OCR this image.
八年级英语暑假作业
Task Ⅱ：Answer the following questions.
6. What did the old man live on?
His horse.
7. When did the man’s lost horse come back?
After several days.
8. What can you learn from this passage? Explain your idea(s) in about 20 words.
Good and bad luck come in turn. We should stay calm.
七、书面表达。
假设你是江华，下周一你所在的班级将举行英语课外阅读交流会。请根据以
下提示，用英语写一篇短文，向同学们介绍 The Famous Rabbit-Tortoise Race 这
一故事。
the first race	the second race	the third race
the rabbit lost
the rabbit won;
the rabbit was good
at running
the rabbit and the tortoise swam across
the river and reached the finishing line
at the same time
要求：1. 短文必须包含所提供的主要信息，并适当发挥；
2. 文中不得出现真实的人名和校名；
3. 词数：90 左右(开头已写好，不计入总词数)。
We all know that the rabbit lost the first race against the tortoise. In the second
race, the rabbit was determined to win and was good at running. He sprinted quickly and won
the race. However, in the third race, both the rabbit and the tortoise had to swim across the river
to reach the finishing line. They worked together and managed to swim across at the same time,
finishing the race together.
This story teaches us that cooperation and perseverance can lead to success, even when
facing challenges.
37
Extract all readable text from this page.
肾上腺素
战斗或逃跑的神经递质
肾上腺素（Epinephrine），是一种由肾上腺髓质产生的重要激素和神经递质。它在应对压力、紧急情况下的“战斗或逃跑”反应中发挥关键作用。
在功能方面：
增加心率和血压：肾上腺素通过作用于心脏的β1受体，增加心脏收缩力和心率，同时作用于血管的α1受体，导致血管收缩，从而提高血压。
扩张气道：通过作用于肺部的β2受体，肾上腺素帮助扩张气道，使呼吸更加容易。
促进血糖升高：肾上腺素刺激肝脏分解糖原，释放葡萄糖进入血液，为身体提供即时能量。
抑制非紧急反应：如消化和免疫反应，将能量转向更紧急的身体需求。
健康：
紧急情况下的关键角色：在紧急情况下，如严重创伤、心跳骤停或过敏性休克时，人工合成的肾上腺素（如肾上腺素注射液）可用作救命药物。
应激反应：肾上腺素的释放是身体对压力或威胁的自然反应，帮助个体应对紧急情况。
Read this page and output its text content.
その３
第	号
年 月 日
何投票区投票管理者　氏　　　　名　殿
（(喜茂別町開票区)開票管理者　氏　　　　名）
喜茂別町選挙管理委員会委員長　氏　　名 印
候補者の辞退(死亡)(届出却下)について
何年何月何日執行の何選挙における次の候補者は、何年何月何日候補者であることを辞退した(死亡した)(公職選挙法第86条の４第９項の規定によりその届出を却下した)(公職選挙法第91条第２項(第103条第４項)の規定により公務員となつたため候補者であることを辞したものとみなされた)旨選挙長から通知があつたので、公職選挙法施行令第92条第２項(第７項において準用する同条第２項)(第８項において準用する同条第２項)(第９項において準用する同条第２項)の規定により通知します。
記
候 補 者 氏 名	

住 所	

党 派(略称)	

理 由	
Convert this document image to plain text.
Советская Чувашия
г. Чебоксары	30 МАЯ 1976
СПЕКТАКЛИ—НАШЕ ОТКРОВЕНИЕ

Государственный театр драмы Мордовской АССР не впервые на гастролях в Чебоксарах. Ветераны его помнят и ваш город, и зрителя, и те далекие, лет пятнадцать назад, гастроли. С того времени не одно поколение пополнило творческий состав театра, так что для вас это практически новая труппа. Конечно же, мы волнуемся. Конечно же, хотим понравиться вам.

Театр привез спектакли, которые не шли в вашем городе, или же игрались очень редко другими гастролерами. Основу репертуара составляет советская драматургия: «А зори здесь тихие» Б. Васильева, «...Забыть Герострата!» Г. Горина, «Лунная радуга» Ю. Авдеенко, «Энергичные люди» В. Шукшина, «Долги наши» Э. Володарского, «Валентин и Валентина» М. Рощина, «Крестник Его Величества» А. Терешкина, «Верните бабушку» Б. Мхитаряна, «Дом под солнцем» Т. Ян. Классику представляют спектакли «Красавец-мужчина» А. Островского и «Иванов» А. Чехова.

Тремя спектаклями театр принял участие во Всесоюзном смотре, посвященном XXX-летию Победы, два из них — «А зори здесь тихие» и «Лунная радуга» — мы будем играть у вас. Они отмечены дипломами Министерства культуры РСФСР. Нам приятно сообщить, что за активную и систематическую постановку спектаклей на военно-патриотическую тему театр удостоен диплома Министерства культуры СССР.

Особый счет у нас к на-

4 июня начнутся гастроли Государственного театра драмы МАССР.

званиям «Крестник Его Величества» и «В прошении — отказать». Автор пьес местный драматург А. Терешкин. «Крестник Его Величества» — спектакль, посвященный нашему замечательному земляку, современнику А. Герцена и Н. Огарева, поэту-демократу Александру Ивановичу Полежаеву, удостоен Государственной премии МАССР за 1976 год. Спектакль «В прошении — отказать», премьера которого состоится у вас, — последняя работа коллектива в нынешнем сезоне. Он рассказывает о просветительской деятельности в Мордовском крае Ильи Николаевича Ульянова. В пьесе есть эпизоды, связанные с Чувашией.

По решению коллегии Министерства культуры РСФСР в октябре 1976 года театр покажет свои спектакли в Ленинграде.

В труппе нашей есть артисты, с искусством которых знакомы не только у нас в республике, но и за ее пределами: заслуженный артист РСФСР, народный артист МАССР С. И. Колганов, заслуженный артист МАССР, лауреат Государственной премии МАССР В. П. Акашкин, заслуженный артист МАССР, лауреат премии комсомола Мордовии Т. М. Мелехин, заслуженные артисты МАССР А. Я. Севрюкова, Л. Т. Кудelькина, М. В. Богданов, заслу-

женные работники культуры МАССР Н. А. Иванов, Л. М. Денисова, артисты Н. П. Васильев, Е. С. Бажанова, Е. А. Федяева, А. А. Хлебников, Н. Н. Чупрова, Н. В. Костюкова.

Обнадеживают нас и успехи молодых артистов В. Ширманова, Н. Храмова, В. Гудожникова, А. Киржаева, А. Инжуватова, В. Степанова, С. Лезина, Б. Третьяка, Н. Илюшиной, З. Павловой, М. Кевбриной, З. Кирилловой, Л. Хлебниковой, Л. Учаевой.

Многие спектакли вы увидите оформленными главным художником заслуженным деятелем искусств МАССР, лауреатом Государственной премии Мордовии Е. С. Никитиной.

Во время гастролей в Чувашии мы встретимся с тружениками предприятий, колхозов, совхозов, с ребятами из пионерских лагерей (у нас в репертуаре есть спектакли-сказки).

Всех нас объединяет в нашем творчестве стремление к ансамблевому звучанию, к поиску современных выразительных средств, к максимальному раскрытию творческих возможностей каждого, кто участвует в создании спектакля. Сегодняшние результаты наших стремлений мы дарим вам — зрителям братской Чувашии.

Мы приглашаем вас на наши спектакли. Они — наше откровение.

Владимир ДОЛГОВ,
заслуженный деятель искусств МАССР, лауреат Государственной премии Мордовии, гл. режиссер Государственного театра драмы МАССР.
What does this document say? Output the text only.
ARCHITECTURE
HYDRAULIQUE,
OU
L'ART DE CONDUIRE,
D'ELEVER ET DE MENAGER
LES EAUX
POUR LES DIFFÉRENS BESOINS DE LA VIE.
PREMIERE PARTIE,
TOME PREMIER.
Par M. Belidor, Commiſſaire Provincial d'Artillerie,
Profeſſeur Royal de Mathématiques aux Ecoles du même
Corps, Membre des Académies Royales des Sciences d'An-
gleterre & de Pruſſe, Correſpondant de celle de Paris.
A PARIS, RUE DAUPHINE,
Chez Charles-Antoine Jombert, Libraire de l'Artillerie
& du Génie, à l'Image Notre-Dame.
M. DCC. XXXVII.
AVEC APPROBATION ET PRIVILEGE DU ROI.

────────────────

Brief |
Each line that contains the string "same" counts once; say how many there are and nothing else.

Solution to the exercise |
2